» Problems and tasks
#1 Reproduce the passage about memory word for word, everything from "universities to the" down to "unexplained ones.".
#2 In the passage about memory, why is our recollection not machine-like?

# START OF Passage to read

And THEN: you would have the 'unchanged' -
machine-like recall, what we have not.
I asked on several lists "what is our memory - how
does it work" from people devoted their scientific
activity to such topics and teaching such at (name)
universities to the innocent and gullible youth. - No
reasonable reply so far. Responses are vague and
invoking other unanswerable factors to justify some
unexplained ones.
(Don't forget: I go for common sense. No white
rabbit.)

I hate to include my solution, but I think I ought to:
since the (undefined) mind is a-temporal and
a-spatial, we can go back to the event to be
remembered and take a second look. And a 3rd one. What
we see NOW is not entirely identical to what we saw
with the past mindset earlier, so our recollection is
not machine-like.

# END OF Passage to read
# START OF Recorded data

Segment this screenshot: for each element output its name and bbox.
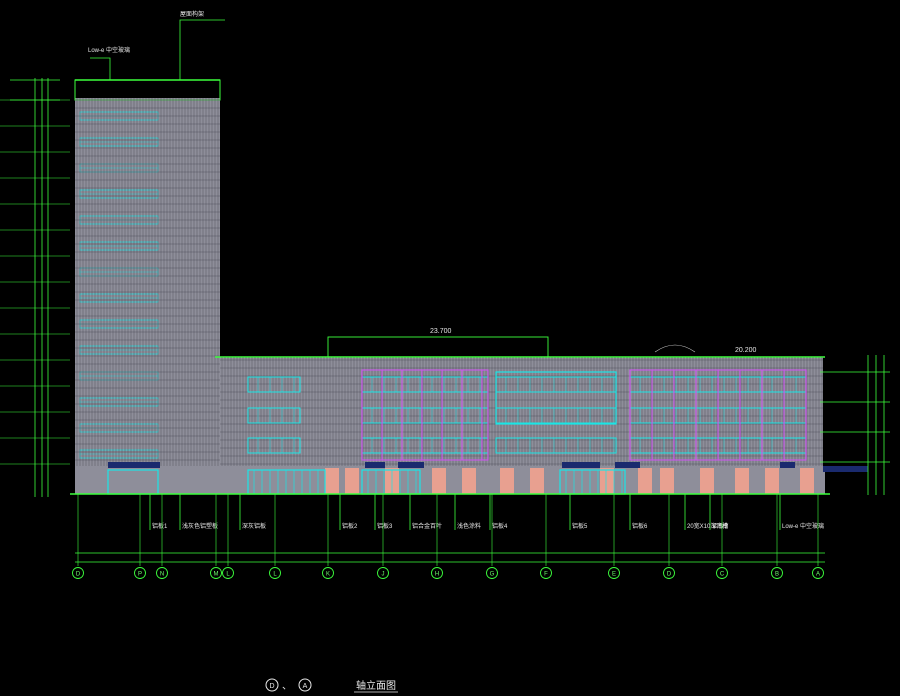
title-axis-from: D <box>269 683 274 690</box>
glass-label: Low-e 中空玻璃 <box>88 46 130 54</box>
axis-bubble-label: D <box>76 572 81 578</box>
elevation-drawing: 屋面构架 Low-e 中空玻璃 23.700 20.200 铝板1 浅灰色铝塑板 深… <box>0 0 900 696</box>
tower-block <box>74 79 221 494</box>
axis-bubble-label: F <box>544 572 548 578</box>
annotation-label: 深灰铝板 <box>242 522 266 530</box>
title-axis-to: A <box>303 683 308 690</box>
title-separator: 、 <box>282 681 292 692</box>
dim-20200: 20.200 <box>735 347 757 354</box>
axis-bubble-label: D <box>667 572 672 578</box>
axis-bubble-label: G <box>490 572 495 578</box>
annotation-label: 铝板1 <box>152 522 168 530</box>
axis-bubble-label: N <box>160 572 164 578</box>
axis-bubble-label: P <box>138 572 142 578</box>
annotation-label: 铝板2 <box>342 522 358 530</box>
axis-bubble-label: E <box>612 572 616 578</box>
axis-bubble-label: B <box>775 572 779 578</box>
dim-23700: 23.700 <box>430 328 452 335</box>
roof-label: 屋面构架 <box>180 10 204 18</box>
annotation-label: 浅灰色铝塑板 <box>182 522 218 530</box>
annotation-label: 铝板5 <box>572 522 588 530</box>
axis-bubble-label: M <box>214 572 219 578</box>
axis-bubble-label: J <box>382 572 385 578</box>
axis-bubble-label: C <box>720 572 725 578</box>
axis-bubble-label: A <box>816 572 820 578</box>
title-text: 轴立面图 <box>356 679 396 692</box>
annotation-label: 铝板5 <box>712 522 728 530</box>
annotation-label: 浅色涂料 <box>457 522 481 530</box>
annotation-label: 铝板3 <box>377 522 393 530</box>
axis-bubble-label: K <box>326 572 330 578</box>
annotation-label: 铝板4 <box>492 522 508 530</box>
axis-bubble-label: H <box>435 572 439 578</box>
ground-floor <box>70 462 868 495</box>
annotation-label: 铝板6 <box>632 522 648 530</box>
annotation-label: 铝合金百叶 <box>412 522 442 530</box>
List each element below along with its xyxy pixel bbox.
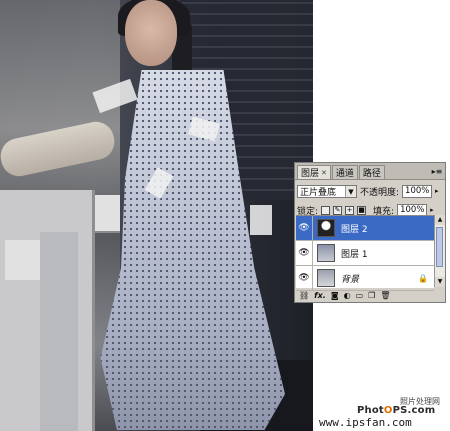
blend-mode-select[interactable]: 正片叠底 ▼ [297,184,357,198]
logo-post: PS.com [392,405,436,416]
eye-icon[interactable]: 👁 [296,216,313,240]
fill-slider-arrow-icon[interactable]: ▸ [430,206,434,214]
eye-icon[interactable]: 👁 [296,266,313,290]
layer-row-1[interactable]: 👁 图层 1 [296,241,434,266]
scrollbar-thumb[interactable] [436,227,443,267]
tab-paths[interactable]: 路径 [358,165,385,179]
chair-leg [40,232,78,431]
layer-thumbnail [317,269,335,287]
blend-mode-value: 正片叠底 [300,187,337,198]
watermark-url: www.ipsfan.com [319,416,412,429]
logo-o: O [383,405,393,416]
blend-row: 正片叠底 ▼ 不透明度: 100% ▸ [295,180,445,199]
layer-list-scrollbar[interactable]: ▲ ▼ [434,215,445,287]
add-mask-icon[interactable]: ◙ [331,291,339,300]
tab-channels[interactable]: 通道 [331,165,358,179]
paint-peel [250,205,272,235]
lock-icon: 🔒 [418,273,428,283]
link-layers-icon[interactable]: ⛓ [299,291,309,300]
layer-name: 图层 2 [341,224,368,235]
close-icon[interactable]: ✕ [321,169,327,177]
tab-layers[interactable]: 图层 ✕ [297,165,331,179]
opacity-field[interactable]: 100% [402,184,433,198]
layer-row-2[interactable]: 👁 图层 2 [296,216,434,241]
layer-name: 图层 1 [341,249,368,260]
layers-panel: 图层 ✕ 通道 路径 ▸≡ 正片叠底 ▼ 不透明度: 100% ▸ 锁定: ✎ … [294,162,446,303]
face [125,0,177,66]
layer-list: 👁 图层 2 👁 图层 1 👁 背景 🔒 [296,215,434,291]
lock-pixels-icon[interactable]: ✎ [333,205,343,215]
logo-pre: Phot [357,405,384,416]
trash-icon[interactable]: 🗑 [380,291,390,300]
paint-peel [5,240,40,280]
lock-all-icon[interactable]: ■ [357,205,367,215]
tab-paths-label: 路径 [362,169,381,179]
tab-layers-label: 图层 [301,169,320,179]
tab-channels-label: 通道 [335,169,354,179]
photo-canvas[interactable] [0,0,313,431]
opacity-label: 不透明度: [360,187,400,198]
layer-thumbnail [317,244,335,262]
panel-menu-icon[interactable]: ▸≡ [431,167,443,177]
lock-position-icon[interactable]: + [345,205,355,215]
panel-tabs: 图层 ✕ 通道 路径 ▸≡ [295,163,445,180]
scroll-up-icon[interactable]: ▲ [435,215,445,225]
eye-icon[interactable]: 👁 [296,241,313,265]
watermark-logo: PhotOPS.com [357,405,435,416]
adjustment-layer-icon[interactable]: ◐ [344,291,351,300]
fx-button[interactable]: fx. [314,291,326,300]
chevron-down-icon: ▼ [345,185,356,197]
scroll-down-icon[interactable]: ▼ [435,277,445,287]
new-group-icon[interactable]: ▭ [356,291,364,300]
layer-thumbnail [317,219,335,237]
opacity-slider-arrow-icon[interactable]: ▸ [435,187,439,195]
panel-bottom-bar: ⛓ fx. ◙ ◐ ▭ ❐ 🗑 [296,288,447,302]
layer-name: 背景 [341,274,360,285]
lock-transparency-icon[interactable] [321,205,331,215]
new-layer-icon[interactable]: ❐ [368,291,375,300]
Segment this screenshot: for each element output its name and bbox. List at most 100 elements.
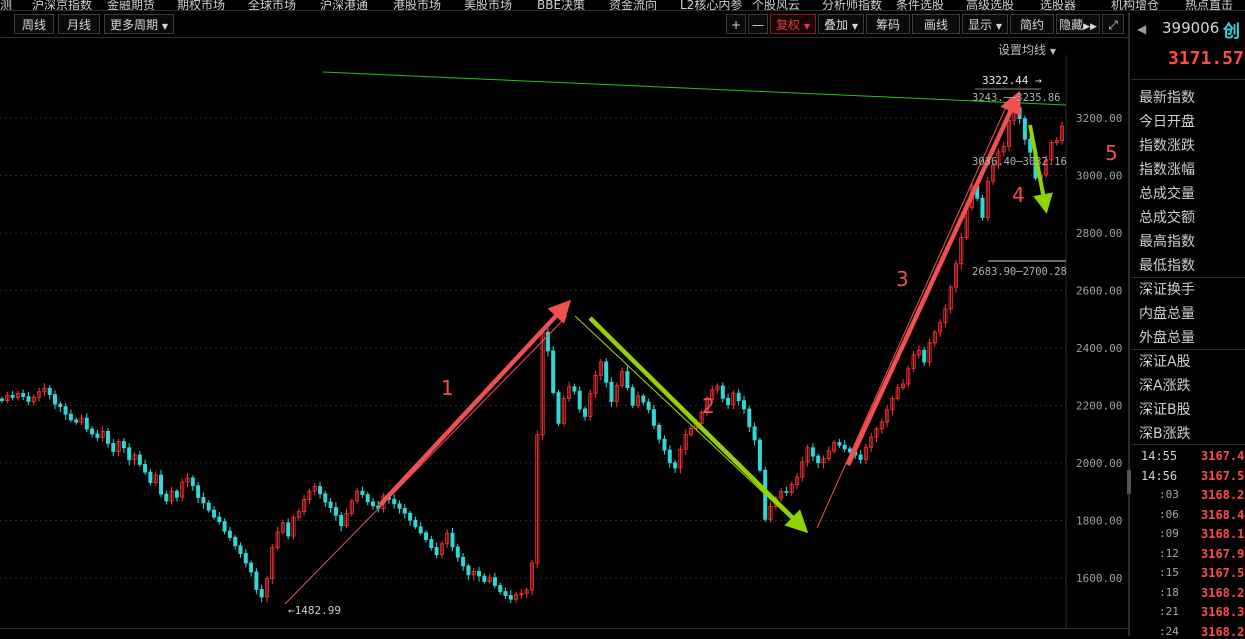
candle-body xyxy=(577,390,582,410)
quote-field-label: 总成交额 xyxy=(1139,210,1195,226)
period-weekly-button[interactable]: 周线 xyxy=(14,14,54,34)
top-menu-item[interactable]: BBE决策 xyxy=(537,0,585,10)
tick-price: 3168.3 xyxy=(1201,605,1245,619)
candle-body xyxy=(842,444,847,450)
candle-body xyxy=(339,514,344,527)
candle-body xyxy=(752,426,757,441)
candle-body xyxy=(95,433,100,438)
tick-price: 3167.5 xyxy=(1201,468,1245,483)
caret-left-icon[interactable]: ◀ xyxy=(1137,22,1146,36)
chips-button[interactable]: 筹码 xyxy=(866,14,910,34)
top-menu-item[interactable]: 热点直击 xyxy=(1185,0,1233,10)
candle-body xyxy=(625,371,630,389)
restore-rights-dropdown[interactable]: 复权 ▼ xyxy=(770,14,816,34)
panel-divider xyxy=(1131,349,1245,350)
candle-body xyxy=(757,439,762,471)
period-monthly-button[interactable]: 月线 xyxy=(58,14,100,34)
kline-chart[interactable]: 3200.00 3000.00 2800.00 2600.00 2400.00 2200.… xyxy=(0,55,1128,628)
top-menu-item[interactable]: 资金流向 xyxy=(609,0,657,10)
y-tick-label: 2600.00 xyxy=(1076,285,1122,298)
candle-body xyxy=(810,447,815,457)
candle-body xyxy=(286,522,291,537)
hide-button[interactable]: 隐藏▶▶ xyxy=(1056,14,1100,34)
top-menu-item[interactable]: 期权市场 xyxy=(177,0,225,10)
top-menu-item[interactable]: 港股市场 xyxy=(393,0,441,10)
top-menu-item[interactable]: 金融期货 xyxy=(107,0,155,10)
candle-body xyxy=(476,570,481,577)
tick-time: :21 xyxy=(1159,605,1179,618)
restore-rights-label: 复权 xyxy=(776,18,801,32)
quote-field-label: 深证B股 xyxy=(1139,402,1191,418)
top-menu-item[interactable]: L2核心内参 xyxy=(680,0,742,10)
candle-body xyxy=(402,508,407,514)
y-tick-label: 3000.00 xyxy=(1076,170,1122,183)
box-low-label: 2683.90─2700.28 xyxy=(972,266,1067,278)
quote-field-label: 指数涨跌 xyxy=(1139,138,1195,154)
wave-arrow-1 xyxy=(378,299,572,507)
wave-label: 2 xyxy=(702,394,715,418)
candle-body xyxy=(662,438,667,451)
candle-body xyxy=(26,396,31,402)
candle-body xyxy=(68,413,73,421)
wave-arrow-2 xyxy=(588,316,809,534)
panel-divider xyxy=(1131,444,1245,445)
bottom-indicator-strip xyxy=(0,628,1128,636)
top-menu-item[interactable]: 机构增仓 xyxy=(1111,0,1159,10)
top-menu-item[interactable]: 个股风云 xyxy=(752,0,800,10)
candle-body xyxy=(174,490,179,498)
candle-body xyxy=(726,397,731,406)
candle-body xyxy=(217,516,222,523)
panel-divider xyxy=(1128,12,1130,636)
top-menu-item[interactable]: 美股市场 xyxy=(464,0,512,10)
top-menu-item[interactable]: 分析师指数 xyxy=(822,0,882,10)
top-menu-item[interactable]: 高级选股 xyxy=(966,0,1014,10)
candle-body xyxy=(47,387,52,395)
fullscreen-button[interactable]: ⤢ xyxy=(1102,14,1124,34)
overlay-dropdown[interactable]: 叠加 ▼ xyxy=(818,14,864,34)
candle-body xyxy=(408,512,413,521)
candle-body xyxy=(227,530,232,538)
y-tick-label: 2400.00 xyxy=(1076,342,1122,355)
quote-field-label: 深A涨跌 xyxy=(1139,378,1191,394)
display-dropdown[interactable]: 显示 ▼ xyxy=(962,14,1008,34)
more-periods-label: 更多周期 xyxy=(110,18,159,32)
candle-body xyxy=(1017,107,1022,119)
top-menu-item[interactable]: 选股器 xyxy=(1040,0,1076,10)
candle-body xyxy=(455,546,460,558)
candle-body xyxy=(106,430,111,444)
box-top-label: 3243.──3235.86 xyxy=(972,92,1061,104)
candle-body xyxy=(508,595,513,600)
quote-field-label: 深B涨跌 xyxy=(1139,426,1191,442)
wave-label: 3 xyxy=(896,267,909,291)
candle-body xyxy=(74,419,79,423)
quote-field-label: 深证换手 xyxy=(1139,282,1195,298)
candle-body xyxy=(837,442,842,446)
top-menu-item[interactable]: 测 xyxy=(0,0,12,10)
quote-field-label: 指数涨幅 xyxy=(1139,162,1195,178)
zoom-in-button[interactable]: + xyxy=(726,14,746,34)
top-menu-item[interactable]: 条件选股 xyxy=(896,0,944,10)
zoom-out-button[interactable]: — xyxy=(748,14,768,34)
draw-line-button[interactable]: 画线 xyxy=(912,14,960,34)
candle-body xyxy=(858,454,863,460)
candle-body xyxy=(556,392,561,424)
top-menu-item[interactable]: 全球市场 xyxy=(248,0,296,10)
candle-body xyxy=(211,509,216,518)
candle-body xyxy=(736,392,741,402)
candle-body xyxy=(148,471,153,483)
top-menu-item[interactable]: 沪深京指数 xyxy=(32,0,92,10)
candle-body xyxy=(222,521,227,532)
simple-mode-button[interactable]: 简约 xyxy=(1010,14,1054,34)
high-price-marker: 3322.44 → xyxy=(982,74,1042,87)
more-periods-dropdown[interactable]: 更多周期 ▼ xyxy=(104,14,174,34)
candle-body xyxy=(0,398,4,402)
candle-body xyxy=(164,493,169,502)
caret-down-icon: ▼ xyxy=(803,22,810,31)
top-menu-item[interactable]: 沪深港通 xyxy=(320,0,368,10)
candle-body xyxy=(980,197,985,218)
candle-body xyxy=(243,553,248,564)
candle-body xyxy=(1022,118,1027,140)
quote-field-label: 最低指数 xyxy=(1139,258,1195,274)
quote-field-label: 外盘总量 xyxy=(1139,330,1195,346)
tick-price: 3168.1 xyxy=(1201,527,1245,541)
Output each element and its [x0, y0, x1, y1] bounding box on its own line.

# END OF Recorded data

» Exercise solutions
#1
universities to the innocent and gullible youth. - No
reasonable reply so far. Responses are vague and
invoking other unanswerable factors to justify some
unexplained ones.

#2 What we see now is not entirely identical to what we saw with the past mindset earlier.